(Source records)
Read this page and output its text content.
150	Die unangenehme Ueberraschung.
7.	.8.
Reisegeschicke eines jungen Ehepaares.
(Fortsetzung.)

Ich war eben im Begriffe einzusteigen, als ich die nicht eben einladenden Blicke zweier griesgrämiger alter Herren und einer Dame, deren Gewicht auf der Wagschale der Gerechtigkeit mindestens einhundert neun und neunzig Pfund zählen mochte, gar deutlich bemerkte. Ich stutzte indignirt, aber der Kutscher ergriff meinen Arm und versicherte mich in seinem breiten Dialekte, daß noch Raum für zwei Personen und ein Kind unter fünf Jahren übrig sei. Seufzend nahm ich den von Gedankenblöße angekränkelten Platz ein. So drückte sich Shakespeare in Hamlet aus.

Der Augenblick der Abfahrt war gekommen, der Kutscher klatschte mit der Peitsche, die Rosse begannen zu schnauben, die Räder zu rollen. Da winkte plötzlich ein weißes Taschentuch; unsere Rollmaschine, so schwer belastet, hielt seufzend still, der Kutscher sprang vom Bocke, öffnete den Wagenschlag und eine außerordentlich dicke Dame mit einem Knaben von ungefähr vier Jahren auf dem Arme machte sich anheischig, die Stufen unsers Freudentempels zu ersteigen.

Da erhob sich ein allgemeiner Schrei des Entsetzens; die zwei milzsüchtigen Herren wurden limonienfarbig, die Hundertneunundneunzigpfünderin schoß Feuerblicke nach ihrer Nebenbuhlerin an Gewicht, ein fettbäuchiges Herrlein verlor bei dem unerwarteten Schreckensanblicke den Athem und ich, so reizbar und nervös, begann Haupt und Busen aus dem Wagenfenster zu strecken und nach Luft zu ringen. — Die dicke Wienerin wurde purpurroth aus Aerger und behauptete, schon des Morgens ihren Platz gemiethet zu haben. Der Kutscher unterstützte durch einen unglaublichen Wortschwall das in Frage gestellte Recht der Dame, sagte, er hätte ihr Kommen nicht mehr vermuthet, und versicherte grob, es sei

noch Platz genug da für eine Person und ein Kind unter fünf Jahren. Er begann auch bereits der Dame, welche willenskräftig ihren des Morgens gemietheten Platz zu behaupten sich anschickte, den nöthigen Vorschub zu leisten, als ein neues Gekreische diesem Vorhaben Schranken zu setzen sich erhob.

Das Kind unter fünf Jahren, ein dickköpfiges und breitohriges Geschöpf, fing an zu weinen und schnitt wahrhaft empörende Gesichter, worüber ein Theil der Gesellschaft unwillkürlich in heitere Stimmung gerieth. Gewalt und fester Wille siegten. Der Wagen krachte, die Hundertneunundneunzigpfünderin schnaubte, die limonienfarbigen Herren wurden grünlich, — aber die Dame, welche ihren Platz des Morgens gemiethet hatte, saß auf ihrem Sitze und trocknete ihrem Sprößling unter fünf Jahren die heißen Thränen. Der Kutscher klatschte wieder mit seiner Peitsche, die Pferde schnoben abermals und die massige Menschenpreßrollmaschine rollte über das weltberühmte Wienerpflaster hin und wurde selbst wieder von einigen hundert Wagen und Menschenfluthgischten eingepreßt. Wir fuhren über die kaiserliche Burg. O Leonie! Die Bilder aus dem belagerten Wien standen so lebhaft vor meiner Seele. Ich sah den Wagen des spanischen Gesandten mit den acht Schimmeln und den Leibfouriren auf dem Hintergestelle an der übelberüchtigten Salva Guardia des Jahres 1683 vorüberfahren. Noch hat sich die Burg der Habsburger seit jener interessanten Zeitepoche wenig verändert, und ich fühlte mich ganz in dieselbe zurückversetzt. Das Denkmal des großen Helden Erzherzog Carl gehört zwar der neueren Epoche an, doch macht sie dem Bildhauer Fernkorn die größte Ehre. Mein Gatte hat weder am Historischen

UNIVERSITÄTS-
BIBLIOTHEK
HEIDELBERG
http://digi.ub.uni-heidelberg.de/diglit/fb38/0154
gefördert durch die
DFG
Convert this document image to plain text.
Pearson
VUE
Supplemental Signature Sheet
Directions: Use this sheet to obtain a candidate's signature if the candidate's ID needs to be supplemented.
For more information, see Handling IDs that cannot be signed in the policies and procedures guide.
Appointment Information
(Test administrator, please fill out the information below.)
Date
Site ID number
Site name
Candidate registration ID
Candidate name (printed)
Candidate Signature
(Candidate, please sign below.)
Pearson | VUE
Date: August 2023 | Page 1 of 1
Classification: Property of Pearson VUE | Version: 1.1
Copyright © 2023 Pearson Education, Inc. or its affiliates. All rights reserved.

### Short task
Please retype, exactly as written, every line from the line containing "Convert this document image to plain text." through the last line of the records above, including both of those lines, and nothing else.

### Result of the exercise
Convert this document image to plain text.
Pearson
VUE
Supplemental Signature Sheet
Directions: Use this sheet to obtain a candidate's signature if the candidate's ID needs to be supplemented.
For more information, see Handling IDs that cannot be signed in the policies and procedures guide.
Appointment Information
(Test administrator, please fill out the information below.)
Date
Site ID number
Site name
Candidate registration ID
Candidate name (printed)
Candidate Signature
(Candidate, please sign below.)
Pearson | VUE
Date: August 2023 | Page 1 of 1
Classification: Property of Pearson VUE | Version: 1.1
Copyright © 2023 Pearson Education, Inc. or its affiliates. All rights reserved.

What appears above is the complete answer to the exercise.